### WORK TO BE COMPLETED
Each line that includes the word "source" counts once; give the total and nothing more.
•••••
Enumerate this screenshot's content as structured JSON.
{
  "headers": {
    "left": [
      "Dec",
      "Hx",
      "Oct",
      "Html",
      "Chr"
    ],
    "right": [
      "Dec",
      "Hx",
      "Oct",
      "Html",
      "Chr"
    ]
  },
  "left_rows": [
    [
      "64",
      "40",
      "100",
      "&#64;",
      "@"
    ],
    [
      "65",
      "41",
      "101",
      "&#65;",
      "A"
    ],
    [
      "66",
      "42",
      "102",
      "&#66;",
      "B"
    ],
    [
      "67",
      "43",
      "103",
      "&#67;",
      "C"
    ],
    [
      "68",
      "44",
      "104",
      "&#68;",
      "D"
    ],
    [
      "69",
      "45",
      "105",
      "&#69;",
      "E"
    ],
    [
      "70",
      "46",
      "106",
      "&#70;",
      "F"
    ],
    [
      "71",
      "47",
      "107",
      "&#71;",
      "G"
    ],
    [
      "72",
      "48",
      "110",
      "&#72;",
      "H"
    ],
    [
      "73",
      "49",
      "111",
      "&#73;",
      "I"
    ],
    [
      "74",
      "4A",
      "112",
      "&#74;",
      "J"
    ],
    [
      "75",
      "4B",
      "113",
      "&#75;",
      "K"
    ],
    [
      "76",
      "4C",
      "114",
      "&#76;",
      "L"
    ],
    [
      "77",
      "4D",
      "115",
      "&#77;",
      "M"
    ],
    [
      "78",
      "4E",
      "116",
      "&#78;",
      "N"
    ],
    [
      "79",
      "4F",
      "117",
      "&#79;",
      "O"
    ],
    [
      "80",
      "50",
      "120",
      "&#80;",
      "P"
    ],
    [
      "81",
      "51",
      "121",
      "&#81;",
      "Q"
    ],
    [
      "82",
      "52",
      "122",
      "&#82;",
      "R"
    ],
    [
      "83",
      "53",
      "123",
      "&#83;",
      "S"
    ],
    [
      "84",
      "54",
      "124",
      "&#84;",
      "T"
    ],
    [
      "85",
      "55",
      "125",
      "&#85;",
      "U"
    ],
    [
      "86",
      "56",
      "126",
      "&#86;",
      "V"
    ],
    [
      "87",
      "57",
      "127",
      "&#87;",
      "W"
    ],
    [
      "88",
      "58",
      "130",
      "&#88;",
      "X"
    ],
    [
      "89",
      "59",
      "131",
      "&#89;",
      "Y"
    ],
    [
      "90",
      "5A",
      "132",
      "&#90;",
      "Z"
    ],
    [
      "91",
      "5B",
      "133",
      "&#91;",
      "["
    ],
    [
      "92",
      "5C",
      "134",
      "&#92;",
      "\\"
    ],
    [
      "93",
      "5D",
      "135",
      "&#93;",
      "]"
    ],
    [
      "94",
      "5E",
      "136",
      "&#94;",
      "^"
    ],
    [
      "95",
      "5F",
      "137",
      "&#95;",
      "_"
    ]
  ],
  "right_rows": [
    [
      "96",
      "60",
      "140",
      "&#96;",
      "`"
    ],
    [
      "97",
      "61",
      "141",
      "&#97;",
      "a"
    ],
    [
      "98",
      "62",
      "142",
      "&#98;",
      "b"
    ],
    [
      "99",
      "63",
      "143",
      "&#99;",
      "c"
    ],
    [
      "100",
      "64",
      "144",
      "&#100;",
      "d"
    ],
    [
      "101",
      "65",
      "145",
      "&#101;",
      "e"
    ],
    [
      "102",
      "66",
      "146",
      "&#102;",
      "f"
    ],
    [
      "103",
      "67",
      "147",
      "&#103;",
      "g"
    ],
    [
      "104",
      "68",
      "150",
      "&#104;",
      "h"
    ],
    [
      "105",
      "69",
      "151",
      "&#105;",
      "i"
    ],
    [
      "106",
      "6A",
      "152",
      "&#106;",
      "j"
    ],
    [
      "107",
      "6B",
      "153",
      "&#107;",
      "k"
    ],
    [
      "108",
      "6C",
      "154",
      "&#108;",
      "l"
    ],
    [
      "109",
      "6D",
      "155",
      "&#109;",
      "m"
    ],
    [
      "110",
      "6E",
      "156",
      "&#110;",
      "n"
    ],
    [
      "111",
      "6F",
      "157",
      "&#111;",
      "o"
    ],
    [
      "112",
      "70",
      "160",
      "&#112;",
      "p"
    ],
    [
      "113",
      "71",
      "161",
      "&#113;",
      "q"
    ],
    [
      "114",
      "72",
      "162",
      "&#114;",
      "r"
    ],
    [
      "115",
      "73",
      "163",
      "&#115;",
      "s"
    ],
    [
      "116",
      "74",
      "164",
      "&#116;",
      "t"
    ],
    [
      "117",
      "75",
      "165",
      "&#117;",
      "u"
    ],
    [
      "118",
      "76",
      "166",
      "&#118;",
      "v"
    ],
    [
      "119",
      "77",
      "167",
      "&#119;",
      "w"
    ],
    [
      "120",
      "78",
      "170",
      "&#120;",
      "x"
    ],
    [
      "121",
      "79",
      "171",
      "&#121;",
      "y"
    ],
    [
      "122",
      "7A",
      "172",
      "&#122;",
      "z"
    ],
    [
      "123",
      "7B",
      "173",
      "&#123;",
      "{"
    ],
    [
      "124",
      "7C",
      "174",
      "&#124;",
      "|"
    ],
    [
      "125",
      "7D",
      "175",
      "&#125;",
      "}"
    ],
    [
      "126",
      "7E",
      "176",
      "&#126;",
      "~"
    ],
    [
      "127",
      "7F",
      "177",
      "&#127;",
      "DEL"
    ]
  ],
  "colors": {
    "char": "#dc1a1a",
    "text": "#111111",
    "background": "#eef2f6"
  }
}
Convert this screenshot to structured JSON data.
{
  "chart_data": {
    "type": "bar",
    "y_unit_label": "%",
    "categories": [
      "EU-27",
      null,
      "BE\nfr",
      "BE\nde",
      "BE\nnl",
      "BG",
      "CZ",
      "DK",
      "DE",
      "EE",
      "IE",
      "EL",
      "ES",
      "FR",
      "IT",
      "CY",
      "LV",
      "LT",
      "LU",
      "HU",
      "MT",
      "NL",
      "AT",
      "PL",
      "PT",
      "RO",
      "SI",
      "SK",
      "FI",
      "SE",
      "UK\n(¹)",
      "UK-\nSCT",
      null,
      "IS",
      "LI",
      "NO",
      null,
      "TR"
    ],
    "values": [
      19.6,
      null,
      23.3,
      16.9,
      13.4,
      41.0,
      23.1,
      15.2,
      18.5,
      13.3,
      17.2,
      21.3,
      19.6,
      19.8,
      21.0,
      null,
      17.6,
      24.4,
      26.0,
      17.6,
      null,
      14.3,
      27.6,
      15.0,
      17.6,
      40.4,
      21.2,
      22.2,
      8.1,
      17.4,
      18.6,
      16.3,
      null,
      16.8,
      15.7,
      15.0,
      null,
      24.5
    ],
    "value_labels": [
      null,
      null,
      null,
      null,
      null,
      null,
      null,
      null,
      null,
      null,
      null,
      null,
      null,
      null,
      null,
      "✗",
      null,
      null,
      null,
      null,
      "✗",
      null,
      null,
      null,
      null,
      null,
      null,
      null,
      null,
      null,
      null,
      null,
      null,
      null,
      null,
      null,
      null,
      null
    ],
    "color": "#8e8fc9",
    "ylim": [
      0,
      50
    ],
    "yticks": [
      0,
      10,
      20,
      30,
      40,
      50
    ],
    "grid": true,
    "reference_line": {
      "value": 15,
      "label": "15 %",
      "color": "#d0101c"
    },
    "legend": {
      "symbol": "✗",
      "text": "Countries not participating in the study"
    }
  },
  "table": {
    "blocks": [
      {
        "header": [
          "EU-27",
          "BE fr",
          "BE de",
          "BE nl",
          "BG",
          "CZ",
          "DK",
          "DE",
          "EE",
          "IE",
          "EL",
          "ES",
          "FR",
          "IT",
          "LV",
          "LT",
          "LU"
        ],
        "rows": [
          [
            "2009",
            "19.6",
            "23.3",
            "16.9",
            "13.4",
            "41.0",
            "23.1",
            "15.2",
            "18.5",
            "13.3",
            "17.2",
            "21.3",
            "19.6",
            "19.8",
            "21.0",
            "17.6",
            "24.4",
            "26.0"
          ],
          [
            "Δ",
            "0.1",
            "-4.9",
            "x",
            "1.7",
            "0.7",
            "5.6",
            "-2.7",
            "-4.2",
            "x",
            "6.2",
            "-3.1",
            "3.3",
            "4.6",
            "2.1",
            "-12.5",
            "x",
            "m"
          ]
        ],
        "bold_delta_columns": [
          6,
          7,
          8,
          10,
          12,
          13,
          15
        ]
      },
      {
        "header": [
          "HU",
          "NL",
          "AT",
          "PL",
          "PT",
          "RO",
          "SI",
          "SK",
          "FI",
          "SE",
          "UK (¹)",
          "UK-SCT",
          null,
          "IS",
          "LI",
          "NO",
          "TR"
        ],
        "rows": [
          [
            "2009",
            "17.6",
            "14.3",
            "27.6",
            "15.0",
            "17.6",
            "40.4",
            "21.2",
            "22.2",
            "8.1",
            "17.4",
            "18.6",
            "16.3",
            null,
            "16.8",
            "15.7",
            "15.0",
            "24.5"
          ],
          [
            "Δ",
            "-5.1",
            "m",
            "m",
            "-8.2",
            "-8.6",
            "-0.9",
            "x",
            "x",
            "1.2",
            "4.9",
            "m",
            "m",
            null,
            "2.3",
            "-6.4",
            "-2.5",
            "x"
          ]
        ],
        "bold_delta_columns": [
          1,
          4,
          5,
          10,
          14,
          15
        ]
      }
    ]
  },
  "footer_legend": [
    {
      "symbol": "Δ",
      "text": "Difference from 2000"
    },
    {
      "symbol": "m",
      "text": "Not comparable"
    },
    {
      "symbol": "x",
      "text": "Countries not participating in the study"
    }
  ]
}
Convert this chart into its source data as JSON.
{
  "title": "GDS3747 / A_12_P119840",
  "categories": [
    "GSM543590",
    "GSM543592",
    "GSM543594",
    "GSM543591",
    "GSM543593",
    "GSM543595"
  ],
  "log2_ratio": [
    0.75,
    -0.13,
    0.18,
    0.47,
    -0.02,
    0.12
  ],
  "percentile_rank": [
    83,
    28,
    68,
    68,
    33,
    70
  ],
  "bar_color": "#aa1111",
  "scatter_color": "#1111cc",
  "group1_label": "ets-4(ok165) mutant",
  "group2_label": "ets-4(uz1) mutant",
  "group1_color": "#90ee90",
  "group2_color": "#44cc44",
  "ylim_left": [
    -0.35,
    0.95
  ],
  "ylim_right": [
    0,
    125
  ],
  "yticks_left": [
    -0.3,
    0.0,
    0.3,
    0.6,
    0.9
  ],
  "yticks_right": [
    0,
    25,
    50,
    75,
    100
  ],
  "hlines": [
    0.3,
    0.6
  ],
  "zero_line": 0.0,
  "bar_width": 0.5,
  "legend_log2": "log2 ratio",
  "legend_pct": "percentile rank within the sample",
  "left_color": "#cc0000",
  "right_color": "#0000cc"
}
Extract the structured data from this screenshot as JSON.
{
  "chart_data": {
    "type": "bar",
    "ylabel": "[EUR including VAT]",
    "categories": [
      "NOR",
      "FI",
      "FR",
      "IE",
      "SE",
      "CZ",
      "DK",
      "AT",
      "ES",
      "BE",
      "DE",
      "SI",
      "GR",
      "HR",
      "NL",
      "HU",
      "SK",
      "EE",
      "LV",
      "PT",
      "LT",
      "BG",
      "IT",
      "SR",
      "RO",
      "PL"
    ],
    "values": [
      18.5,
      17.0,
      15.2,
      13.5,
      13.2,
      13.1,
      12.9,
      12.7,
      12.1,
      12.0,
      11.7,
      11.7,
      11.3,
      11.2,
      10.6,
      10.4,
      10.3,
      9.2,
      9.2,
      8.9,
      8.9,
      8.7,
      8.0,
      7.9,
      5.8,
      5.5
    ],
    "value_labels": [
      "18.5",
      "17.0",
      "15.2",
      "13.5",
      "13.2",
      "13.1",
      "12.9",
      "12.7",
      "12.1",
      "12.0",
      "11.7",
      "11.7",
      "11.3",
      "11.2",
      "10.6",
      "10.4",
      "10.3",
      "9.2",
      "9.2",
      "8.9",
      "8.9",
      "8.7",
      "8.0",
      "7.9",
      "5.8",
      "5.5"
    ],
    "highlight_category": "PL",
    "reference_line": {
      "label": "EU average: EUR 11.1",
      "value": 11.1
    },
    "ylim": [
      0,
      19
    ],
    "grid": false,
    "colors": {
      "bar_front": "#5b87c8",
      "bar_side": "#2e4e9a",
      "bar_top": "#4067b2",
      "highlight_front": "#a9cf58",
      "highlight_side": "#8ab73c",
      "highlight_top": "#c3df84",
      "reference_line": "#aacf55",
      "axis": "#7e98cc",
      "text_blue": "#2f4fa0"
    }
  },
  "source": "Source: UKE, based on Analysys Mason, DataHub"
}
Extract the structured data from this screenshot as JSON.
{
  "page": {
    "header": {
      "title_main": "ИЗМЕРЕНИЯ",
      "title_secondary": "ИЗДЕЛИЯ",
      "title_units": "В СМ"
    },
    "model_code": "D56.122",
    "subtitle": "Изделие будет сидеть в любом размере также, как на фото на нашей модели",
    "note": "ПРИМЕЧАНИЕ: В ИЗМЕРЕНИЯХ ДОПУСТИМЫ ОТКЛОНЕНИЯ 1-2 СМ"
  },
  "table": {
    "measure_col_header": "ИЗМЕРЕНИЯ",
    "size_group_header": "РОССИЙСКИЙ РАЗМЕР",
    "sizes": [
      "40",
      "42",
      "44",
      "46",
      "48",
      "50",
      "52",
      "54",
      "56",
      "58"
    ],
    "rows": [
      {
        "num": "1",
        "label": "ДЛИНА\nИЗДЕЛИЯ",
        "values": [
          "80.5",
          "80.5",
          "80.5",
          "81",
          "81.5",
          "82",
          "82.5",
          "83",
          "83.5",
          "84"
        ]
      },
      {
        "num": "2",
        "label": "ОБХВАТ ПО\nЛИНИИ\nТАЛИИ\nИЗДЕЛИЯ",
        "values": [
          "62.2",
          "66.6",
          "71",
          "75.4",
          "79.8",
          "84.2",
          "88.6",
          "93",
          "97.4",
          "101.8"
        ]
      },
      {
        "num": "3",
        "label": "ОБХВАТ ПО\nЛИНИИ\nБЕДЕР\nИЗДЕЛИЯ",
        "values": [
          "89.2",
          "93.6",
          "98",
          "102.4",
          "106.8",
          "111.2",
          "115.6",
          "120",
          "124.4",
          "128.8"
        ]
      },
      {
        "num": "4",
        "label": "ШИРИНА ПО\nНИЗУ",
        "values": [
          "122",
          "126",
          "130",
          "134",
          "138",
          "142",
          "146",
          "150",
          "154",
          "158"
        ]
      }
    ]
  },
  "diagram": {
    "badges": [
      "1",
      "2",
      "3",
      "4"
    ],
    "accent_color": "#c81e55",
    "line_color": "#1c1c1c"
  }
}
•••••
### TASK OUTPUT
2